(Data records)

..............................

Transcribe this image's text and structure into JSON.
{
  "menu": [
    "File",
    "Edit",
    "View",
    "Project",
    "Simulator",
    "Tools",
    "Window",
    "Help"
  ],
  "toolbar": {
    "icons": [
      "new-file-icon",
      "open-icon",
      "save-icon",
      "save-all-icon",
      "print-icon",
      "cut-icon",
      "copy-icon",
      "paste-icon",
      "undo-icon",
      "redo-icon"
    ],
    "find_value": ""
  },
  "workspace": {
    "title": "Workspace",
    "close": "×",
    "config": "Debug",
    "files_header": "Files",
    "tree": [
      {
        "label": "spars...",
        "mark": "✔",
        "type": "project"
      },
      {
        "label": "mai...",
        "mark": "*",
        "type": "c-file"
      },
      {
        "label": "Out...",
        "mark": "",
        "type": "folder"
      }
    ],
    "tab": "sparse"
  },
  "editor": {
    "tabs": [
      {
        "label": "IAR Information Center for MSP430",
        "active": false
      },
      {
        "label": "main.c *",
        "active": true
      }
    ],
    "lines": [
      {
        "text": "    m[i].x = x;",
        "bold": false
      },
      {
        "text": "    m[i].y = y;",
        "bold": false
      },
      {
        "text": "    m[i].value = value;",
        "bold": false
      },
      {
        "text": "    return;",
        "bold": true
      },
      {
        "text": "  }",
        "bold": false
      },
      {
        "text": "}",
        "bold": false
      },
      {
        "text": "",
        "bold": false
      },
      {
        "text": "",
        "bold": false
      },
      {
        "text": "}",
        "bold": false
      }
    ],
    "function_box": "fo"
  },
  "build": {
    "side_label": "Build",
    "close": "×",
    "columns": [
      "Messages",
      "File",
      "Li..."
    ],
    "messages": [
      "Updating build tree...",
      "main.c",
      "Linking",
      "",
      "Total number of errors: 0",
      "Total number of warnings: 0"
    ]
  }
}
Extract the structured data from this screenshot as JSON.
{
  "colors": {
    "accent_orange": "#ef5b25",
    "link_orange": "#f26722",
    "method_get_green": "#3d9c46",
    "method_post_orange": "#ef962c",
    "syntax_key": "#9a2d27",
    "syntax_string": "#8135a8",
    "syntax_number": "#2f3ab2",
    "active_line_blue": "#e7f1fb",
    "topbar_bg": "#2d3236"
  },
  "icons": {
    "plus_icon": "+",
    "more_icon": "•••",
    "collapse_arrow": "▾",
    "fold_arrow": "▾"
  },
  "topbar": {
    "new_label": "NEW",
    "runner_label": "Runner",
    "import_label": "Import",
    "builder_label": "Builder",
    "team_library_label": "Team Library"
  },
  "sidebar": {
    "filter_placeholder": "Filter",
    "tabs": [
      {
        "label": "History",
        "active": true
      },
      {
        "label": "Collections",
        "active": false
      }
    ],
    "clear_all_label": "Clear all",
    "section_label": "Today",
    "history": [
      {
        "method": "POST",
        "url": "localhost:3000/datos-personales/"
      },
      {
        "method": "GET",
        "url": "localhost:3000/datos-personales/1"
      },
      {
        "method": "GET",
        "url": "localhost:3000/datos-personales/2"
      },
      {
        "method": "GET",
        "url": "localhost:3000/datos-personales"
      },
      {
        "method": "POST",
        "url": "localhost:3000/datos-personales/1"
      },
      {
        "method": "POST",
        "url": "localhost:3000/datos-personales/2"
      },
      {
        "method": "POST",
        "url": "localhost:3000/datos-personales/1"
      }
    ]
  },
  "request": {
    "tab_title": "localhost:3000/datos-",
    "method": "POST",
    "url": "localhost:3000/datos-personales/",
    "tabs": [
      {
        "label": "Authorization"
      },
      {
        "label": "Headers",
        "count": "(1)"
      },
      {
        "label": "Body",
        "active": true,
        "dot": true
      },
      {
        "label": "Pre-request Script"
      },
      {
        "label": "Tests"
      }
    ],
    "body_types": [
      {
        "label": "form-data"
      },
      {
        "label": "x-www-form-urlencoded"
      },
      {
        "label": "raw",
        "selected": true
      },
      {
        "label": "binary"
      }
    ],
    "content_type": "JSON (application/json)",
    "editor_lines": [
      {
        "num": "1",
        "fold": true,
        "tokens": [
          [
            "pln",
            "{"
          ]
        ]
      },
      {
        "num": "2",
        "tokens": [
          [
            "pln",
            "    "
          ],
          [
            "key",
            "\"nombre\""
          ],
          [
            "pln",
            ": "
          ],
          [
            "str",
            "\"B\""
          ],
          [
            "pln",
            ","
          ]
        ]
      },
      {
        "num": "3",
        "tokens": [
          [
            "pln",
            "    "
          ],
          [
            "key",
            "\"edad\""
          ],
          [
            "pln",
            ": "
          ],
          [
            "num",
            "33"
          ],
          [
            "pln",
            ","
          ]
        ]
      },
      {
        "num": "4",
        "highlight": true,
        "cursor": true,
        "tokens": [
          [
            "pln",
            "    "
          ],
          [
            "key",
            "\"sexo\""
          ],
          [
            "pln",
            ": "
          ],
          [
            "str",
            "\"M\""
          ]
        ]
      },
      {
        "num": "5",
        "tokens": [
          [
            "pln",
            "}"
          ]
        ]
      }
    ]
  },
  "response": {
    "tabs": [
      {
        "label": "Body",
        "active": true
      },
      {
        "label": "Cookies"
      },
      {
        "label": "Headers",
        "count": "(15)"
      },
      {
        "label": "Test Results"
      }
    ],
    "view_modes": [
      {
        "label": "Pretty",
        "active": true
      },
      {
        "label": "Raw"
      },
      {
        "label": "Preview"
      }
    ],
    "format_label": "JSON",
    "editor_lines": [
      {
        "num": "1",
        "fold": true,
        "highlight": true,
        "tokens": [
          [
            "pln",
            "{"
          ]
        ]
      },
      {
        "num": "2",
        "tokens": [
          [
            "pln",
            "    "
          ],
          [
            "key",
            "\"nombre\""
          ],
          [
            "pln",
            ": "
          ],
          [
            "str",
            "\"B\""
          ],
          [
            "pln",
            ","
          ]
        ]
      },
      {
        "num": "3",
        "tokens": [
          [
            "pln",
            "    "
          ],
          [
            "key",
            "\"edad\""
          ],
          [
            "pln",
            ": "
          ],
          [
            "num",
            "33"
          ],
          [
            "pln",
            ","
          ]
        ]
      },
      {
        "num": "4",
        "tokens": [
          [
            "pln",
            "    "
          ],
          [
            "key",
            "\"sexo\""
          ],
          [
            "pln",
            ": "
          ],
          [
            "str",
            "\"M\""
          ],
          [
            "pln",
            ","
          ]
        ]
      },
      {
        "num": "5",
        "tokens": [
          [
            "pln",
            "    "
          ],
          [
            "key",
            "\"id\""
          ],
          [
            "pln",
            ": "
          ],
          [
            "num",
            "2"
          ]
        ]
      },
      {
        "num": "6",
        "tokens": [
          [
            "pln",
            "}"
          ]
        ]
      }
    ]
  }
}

..............................

What is needed
Copy out the material word for word and line for line.

The answer
Transcribe this image's text and structure into JSON.
{
  "menu": [
    "File",
    "Edit",
    "View",
    "Project",
    "Simulator",
    "Tools",
    "Window",
    "Help"
  ],
  "toolbar": {
    "icons": [
      "new-file-icon",
      "open-icon",
      "save-icon",
      "save-all-icon",
      "print-icon",
      "cut-icon",
      "copy-icon",
      "paste-icon",
      "undo-icon",
      "redo-icon"
    ],
    "find_value": ""
  },
  "workspace": {
    "title": "Workspace",
    "close": "×",
    "config": "Debug",
    "files_header": "Files",
    "tree": [
      {
        "label": "spars...",
        "mark": "✔",
        "type": "project"
      },
      {
        "label": "mai...",
        "mark": "*",
        "type": "c-file"
      },
      {
        "label": "Out...",
        "mark": "",
        "type": "folder"
      }
    ],
    "tab": "sparse"
  },
  "editor": {
    "tabs": [
      {
        "label": "IAR Information Center for MSP430",
        "active": false
      },
      {
        "label": "main.c *",
        "active": true
      }
    ],
    "lines": [
      {
        "text": "    m[i].x = x;",
        "bold": false
      },
      {
        "text": "    m[i].y = y;",
        "bold": false
      },
      {
        "text": "    m[i].value = value;",
        "bold": false
      },
      {
        "text": "    return;",
        "bold": true
      },
      {
        "text": "  }",
        "bold": false
      },
      {
        "text": "}",
        "bold": false
      },
      {
        "text": "",
        "bold": false
      },
      {
        "text": "",
        "bold": false
      },
      {
        "text": "}",
        "bold": false
      }
    ],
    "function_box": "fo"
  },
  "build": {
    "side_label": "Build",
    "close": "×",
    "columns": [
      "Messages",
      "File",
      "Li..."
    ],
    "messages": [
      "Updating build tree...",
      "main.c",
      "Linking",
      "",
      "Total number of errors: 0",
      "Total number of warnings: 0"
    ]
  }
}
Extract the structured data from this screenshot as JSON.
{
  "colors": {
    "accent_orange": "#ef5b25",
    "link_orange": "#f26722",
    "method_get_green": "#3d9c46",
    "method_post_orange": "#ef962c",
    "syntax_key": "#9a2d27",
    "syntax_string": "#8135a8",
    "syntax_number": "#2f3ab2",
    "active_line_blue": "#e7f1fb",
    "topbar_bg": "#2d3236"
  },
  "icons": {
    "plus_icon": "+",
    "more_icon": "•••",
    "collapse_arrow": "▾",
    "fold_arrow": "▾"
  },
  "topbar": {
    "new_label": "NEW",
    "runner_label": "Runner",
    "import_label": "Import",
    "builder_label": "Builder",
    "team_library_label": "Team Library"
  },
  "sidebar": {
    "filter_placeholder": "Filter",
    "tabs": [
      {
        "label": "History",
        "active": true
      },
      {
        "label": "Collections",
        "active": false
      }
    ],
    "clear_all_label": "Clear all",
    "section_label": "Today",
    "history": [
      {
        "method": "POST",
        "url": "localhost:3000/datos-personales/"
      },
      {
        "method": "GET",
        "url": "localhost:3000/datos-personales/1"
      },
      {
        "method": "GET",
        "url": "localhost:3000/datos-personales/2"
      },
      {
        "method": "GET",
        "url": "localhost:3000/datos-personales"
      },
      {
        "method": "POST",
        "url": "localhost:3000/datos-personales/1"
      },
      {
        "method": "POST",
        "url": "localhost:3000/datos-personales/2"
      },
      {
        "method": "POST",
        "url": "localhost:3000/datos-personales/1"
      }
    ]
  },
  "request": {
    "tab_title": "localhost:3000/datos-",
    "method": "POST",
    "url": "localhost:3000/datos-personales/",
    "tabs": [
      {
        "label": "Authorization"
      },
      {
        "label": "Headers",
        "count": "(1)"
      },
      {
        "label": "Body",
        "active": true,
        "dot": true
      },
      {
        "label": "Pre-request Script"
      },
      {
        "label": "Tests"
      }
    ],
    "body_types": [
      {
        "label": "form-data"
      },
      {
        "label": "x-www-form-urlencoded"
      },
      {
        "label": "raw",
        "selected": true
      },
      {
        "label": "binary"
      }
    ],
    "content_type": "JSON (application/json)",
    "editor_lines": [
      {
        "num": "1",
        "fold": true,
        "tokens": [
          [
            "pln",
            "{"
          ]
        ]
      },
      {
        "num": "2",
        "tokens": [
          [
            "pln",
            "    "
          ],
          [
            "key",
            "\"nombre\""
          ],
          [
            "pln",
            ": "
          ],
          [
            "str",
            "\"B\""
          ],
          [
            "pln",
            ","
          ]
        ]
      },
      {
        "num": "3",
        "tokens": [
          [
            "pln",
            "    "
          ],
          [
            "key",
            "\"edad\""
          ],
          [
            "pln",
            ": "
          ],
          [
            "num",
            "33"
          ],
          [
            "pln",
            ","
          ]
        ]
      },
      {
        "num": "4",
        "highlight": true,
        "cursor": true,
        "tokens": [
          [
            "pln",
            "    "
          ],
          [
            "key",
            "\"sexo\""
          ],
          [
            "pln",
            ": "
          ],
          [
            "str",
            "\"M\""
          ]
        ]
      },
      {
        "num": "5",
        "tokens": [
          [
            "pln",
            "}"
          ]
        ]
      }
    ]
  },
  "response": {
    "tabs": [
      {
        "label": "Body",
        "active": true
      },
      {
        "label": "Cookies"
      },
      {
        "label": "Headers",
        "count": "(15)"
      },
      {
        "label": "Test Results"
      }
    ],
    "view_modes": [
      {
        "label": "Pretty",
        "active": true
      },
      {
        "label": "Raw"
      },
      {
        "label": "Preview"
      }
    ],
    "format_label": "JSON",
    "editor_lines": [
      {
        "num": "1",
        "fold": true,
        "highlight": true,
        "tokens": [
          [
            "pln",
            "{"
          ]
        ]
      },
      {
        "num": "2",
        "tokens": [
          [
            "pln",
            "    "
          ],
          [
            "key",
            "\"nombre\""
          ],
          [
            "pln",
            ": "
          ],
          [
            "str",
            "\"B\""
          ],
          [
            "pln",
            ","
          ]
        ]
      },
      {
        "num": "3",
        "tokens": [
          [
            "pln",
            "    "
          ],
          [
            "key",
            "\"edad\""
          ],
          [
            "pln",
            ": "
          ],
          [
            "num",
            "33"
          ],
          [
            "pln",
            ","
          ]
        ]
      },
      {
        "num": "4",
        "tokens": [
          [
            "pln",
            "    "
          ],
          [
            "key",
            "\"sexo\""
          ],
          [
            "pln",
            ": "
          ],
          [
            "str",
            "\"M\""
          ],
          [
            "pln",
            ","
          ]
        ]
      },
      {
        "num": "5",
        "tokens": [
          [
            "pln",
            "    "
          ],
          [
            "key",
            "\"id\""
          ],
          [
            "pln",
            ": "
          ],
          [
            "num",
            "2"
          ]
        ]
      },
      {
        "num": "6",
        "tokens": [
          [
            "pln",
            "}"
          ]
        ]
      }
    ]
  }
}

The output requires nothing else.